» **TASK INPUT**
□ □ □

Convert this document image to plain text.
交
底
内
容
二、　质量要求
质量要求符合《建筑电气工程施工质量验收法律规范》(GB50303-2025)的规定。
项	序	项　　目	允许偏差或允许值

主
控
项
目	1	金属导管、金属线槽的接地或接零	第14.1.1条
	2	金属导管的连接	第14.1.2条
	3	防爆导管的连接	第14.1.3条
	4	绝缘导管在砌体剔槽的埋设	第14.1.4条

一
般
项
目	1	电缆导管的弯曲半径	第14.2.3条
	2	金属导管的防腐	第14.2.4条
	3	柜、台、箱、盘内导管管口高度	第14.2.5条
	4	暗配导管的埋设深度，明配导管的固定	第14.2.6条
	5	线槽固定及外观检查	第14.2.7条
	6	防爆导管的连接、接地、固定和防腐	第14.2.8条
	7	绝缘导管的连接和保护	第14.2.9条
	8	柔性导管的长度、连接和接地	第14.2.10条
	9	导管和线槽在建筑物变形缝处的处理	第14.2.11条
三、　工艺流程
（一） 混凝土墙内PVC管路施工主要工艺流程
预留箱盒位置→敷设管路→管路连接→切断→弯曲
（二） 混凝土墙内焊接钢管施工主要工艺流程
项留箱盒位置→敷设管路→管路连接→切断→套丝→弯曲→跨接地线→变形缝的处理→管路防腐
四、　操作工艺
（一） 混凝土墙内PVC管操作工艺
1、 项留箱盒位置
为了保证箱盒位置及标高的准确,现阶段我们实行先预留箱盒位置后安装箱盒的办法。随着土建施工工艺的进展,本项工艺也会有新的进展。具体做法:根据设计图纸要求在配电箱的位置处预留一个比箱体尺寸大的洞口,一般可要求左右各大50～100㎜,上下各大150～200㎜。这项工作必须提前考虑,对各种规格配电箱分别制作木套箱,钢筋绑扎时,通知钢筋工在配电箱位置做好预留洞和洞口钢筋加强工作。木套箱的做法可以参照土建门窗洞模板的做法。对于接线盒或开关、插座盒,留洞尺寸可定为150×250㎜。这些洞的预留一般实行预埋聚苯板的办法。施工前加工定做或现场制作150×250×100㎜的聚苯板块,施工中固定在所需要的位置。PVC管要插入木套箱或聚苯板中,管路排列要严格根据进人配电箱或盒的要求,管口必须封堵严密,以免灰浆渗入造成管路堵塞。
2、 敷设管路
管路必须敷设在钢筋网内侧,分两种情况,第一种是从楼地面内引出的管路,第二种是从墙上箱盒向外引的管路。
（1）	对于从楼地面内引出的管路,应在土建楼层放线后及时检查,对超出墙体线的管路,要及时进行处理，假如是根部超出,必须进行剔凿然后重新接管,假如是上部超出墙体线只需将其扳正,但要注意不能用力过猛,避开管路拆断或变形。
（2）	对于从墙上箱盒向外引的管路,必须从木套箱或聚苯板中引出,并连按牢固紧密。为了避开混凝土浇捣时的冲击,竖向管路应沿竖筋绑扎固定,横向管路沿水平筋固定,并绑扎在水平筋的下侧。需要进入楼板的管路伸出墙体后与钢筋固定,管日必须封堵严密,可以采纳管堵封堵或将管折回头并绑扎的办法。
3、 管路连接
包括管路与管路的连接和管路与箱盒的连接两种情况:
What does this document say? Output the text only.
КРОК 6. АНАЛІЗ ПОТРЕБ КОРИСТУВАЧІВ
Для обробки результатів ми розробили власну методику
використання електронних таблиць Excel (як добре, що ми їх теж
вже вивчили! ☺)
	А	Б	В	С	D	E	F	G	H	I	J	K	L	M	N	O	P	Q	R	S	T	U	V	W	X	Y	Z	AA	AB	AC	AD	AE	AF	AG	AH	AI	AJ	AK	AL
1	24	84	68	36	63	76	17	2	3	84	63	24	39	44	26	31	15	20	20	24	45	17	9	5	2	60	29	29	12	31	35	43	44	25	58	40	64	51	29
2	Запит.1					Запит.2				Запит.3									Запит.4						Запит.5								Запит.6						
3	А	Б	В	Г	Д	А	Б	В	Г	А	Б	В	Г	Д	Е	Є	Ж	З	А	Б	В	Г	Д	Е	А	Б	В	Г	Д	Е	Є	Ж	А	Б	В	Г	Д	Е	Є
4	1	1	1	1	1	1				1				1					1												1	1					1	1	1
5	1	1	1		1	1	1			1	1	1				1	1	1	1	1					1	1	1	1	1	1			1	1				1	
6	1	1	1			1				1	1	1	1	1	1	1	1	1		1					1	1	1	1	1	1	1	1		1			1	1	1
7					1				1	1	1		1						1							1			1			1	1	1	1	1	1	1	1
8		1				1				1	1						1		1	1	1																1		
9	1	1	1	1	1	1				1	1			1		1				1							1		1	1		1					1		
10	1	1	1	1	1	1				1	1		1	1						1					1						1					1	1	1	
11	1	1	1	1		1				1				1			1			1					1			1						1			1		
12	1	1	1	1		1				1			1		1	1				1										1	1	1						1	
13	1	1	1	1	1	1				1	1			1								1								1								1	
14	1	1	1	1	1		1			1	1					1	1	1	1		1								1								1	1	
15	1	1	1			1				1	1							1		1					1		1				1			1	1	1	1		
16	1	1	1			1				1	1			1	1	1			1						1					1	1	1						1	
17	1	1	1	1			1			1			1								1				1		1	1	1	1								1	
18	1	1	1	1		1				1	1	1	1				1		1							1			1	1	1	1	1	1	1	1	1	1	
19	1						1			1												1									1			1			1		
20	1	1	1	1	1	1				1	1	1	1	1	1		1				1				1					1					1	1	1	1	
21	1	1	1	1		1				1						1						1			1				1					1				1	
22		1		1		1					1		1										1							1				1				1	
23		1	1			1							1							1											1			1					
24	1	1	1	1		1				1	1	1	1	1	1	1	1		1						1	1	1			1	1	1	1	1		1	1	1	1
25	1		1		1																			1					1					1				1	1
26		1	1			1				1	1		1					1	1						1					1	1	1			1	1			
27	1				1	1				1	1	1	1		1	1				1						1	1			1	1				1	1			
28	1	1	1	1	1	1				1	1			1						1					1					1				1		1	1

□ □ □

» **THE PROBLEM**
Your task is to repeat the data exactly, with nothing left out.

» **ANSWER TO THE PROBLEM**
Convert this document image to plain text.
交
底
内
容
二、　质量要求
质量要求符合《建筑电气工程施工质量验收法律规范》(GB50303-2025)的规定。
项	序	项　　目	允许偏差或允许值

主
控
项
目	1	金属导管、金属线槽的接地或接零	第14.1.1条
	2	金属导管的连接	第14.1.2条
	3	防爆导管的连接	第14.1.3条
	4	绝缘导管在砌体剔槽的埋设	第14.1.4条

一
般
项
目	1	电缆导管的弯曲半径	第14.2.3条
	2	金属导管的防腐	第14.2.4条
	3	柜、台、箱、盘内导管管口高度	第14.2.5条
	4	暗配导管的埋设深度，明配导管的固定	第14.2.6条
	5	线槽固定及外观检查	第14.2.7条
	6	防爆导管的连接、接地、固定和防腐	第14.2.8条
	7	绝缘导管的连接和保护	第14.2.9条
	8	柔性导管的长度、连接和接地	第14.2.10条
	9	导管和线槽在建筑物变形缝处的处理	第14.2.11条
三、　工艺流程
（一） 混凝土墙内PVC管路施工主要工艺流程
预留箱盒位置→敷设管路→管路连接→切断→弯曲
（二） 混凝土墙内焊接钢管施工主要工艺流程
项留箱盒位置→敷设管路→管路连接→切断→套丝→弯曲→跨接地线→变形缝的处理→管路防腐
四、　操作工艺
（一） 混凝土墙内PVC管操作工艺
1、 项留箱盒位置
为了保证箱盒位置及标高的准确,现阶段我们实行先预留箱盒位置后安装箱盒的办法。随着土建施工工艺的进展,本项工艺也会有新的进展。具体做法:根据设计图纸要求在配电箱的位置处预留一个比箱体尺寸大的洞口,一般可要求左右各大50～100㎜,上下各大150～200㎜。这项工作必须提前考虑,对各种规格配电箱分别制作木套箱,钢筋绑扎时,通知钢筋工在配电箱位置做好预留洞和洞口钢筋加强工作。木套箱的做法可以参照土建门窗洞模板的做法。对于接线盒或开关、插座盒,留洞尺寸可定为150×250㎜。这些洞的预留一般实行预埋聚苯板的办法。施工前加工定做或现场制作150×250×100㎜的聚苯板块,施工中固定在所需要的位置。PVC管要插入木套箱或聚苯板中,管路排列要严格根据进人配电箱或盒的要求,管口必须封堵严密,以免灰浆渗入造成管路堵塞。
2、 敷设管路
管路必须敷设在钢筋网内侧,分两种情况,第一种是从楼地面内引出的管路,第二种是从墙上箱盒向外引的管路。
（1）	对于从楼地面内引出的管路,应在土建楼层放线后及时检查,对超出墙体线的管路,要及时进行处理，假如是根部超出,必须进行剔凿然后重新接管,假如是上部超出墙体线只需将其扳正,但要注意不能用力过猛,避开管路拆断或变形。
（2）	对于从墙上箱盒向外引的管路,必须从木套箱或聚苯板中引出,并连按牢固紧密。为了避开混凝土浇捣时的冲击,竖向管路应沿竖筋绑扎固定,横向管路沿水平筋固定,并绑扎在水平筋的下侧。需要进入楼板的管路伸出墙体后与钢筋固定,管日必须封堵严密,可以采纳管堵封堵或将管折回头并绑扎的办法。
3、 管路连接
包括管路与管路的连接和管路与箱盒的连接两种情况:
What does this document say? Output the text only.
КРОК 6. АНАЛІЗ ПОТРЕБ КОРИСТУВАЧІВ
Для обробки результатів ми розробили власну методику
використання електронних таблиць Excel (як добре, що ми їх теж
вже вивчили! ☺)
	А	Б	В	С	D	E	F	G	H	I	J	K	L	M	N	O	P	Q	R	S	T	U	V	W	X	Y	Z	AA	AB	AC	AD	AE	AF	AG	AH	AI	AJ	AK	AL
1	24	84	68	36	63	76	17	2	3	84	63	24	39	44	26	31	15	20	20	24	45	17	9	5	2	60	29	29	12	31	35	43	44	25	58	40	64	51	29
2	Запит.1					Запит.2				Запит.3									Запит.4						Запит.5								Запит.6						
3	А	Б	В	Г	Д	А	Б	В	Г	А	Б	В	Г	Д	Е	Є	Ж	З	А	Б	В	Г	Д	Е	А	Б	В	Г	Д	Е	Є	Ж	А	Б	В	Г	Д	Е	Є
4	1	1	1	1	1	1				1				1					1												1	1					1	1	1
5	1	1	1		1	1	1			1	1	1				1	1	1	1	1					1	1	1	1	1	1			1	1				1	
6	1	1	1			1				1	1	1	1	1	1	1	1	1		1					1	1	1	1	1	1	1	1		1			1	1	1
7					1				1	1	1		1						1							1			1			1	1	1	1	1	1	1	1
8		1				1				1	1						1		1	1	1																1		
9	1	1	1	1	1	1				1	1			1		1				1							1		1	1		1					1		
10	1	1	1	1	1	1				1	1		1	1						1					1						1					1	1	1	
11	1	1	1	1		1				1				1			1			1					1			1						1			1		
12	1	1	1	1		1				1			1		1	1				1										1	1	1						1	
13	1	1	1	1	1	1				1	1			1								1								1								1	
14	1	1	1	1	1		1			1	1					1	1	1	1		1								1								1	1	
15	1	1	1			1				1	1							1		1					1		1				1			1	1	1	1		
16	1	1	1			1				1	1			1	1	1			1						1					1	1	1						1	
17	1	1	1	1			1			1			1								1				1		1	1	1	1								1	
18	1	1	1	1		1				1	1	1	1				1		1							1			1	1	1	1	1	1	1	1	1	1	
19	1						1			1												1									1			1			1		
20	1	1	1	1	1	1				1	1	1	1	1	1		1				1				1					1					1	1	1	1	
21	1	1	1	1		1				1						1						1			1				1					1				1	
22		1		1		1					1		1										1							1				1				1	
23		1	1			1							1							1											1			1					
24	1	1	1	1		1				1	1	1	1	1	1	1	1		1						1	1	1			1	1	1	1	1		1	1	1	1
25	1		1		1																			1					1					1				1	1
26		1	1			1				1	1		1					1	1						1					1	1	1			1	1			
27	1				1	1				1	1	1	1		1	1				1						1	1			1	1				1	1			
28	1	1	1	1	1	1				1	1			1						1					1					1				1		1	1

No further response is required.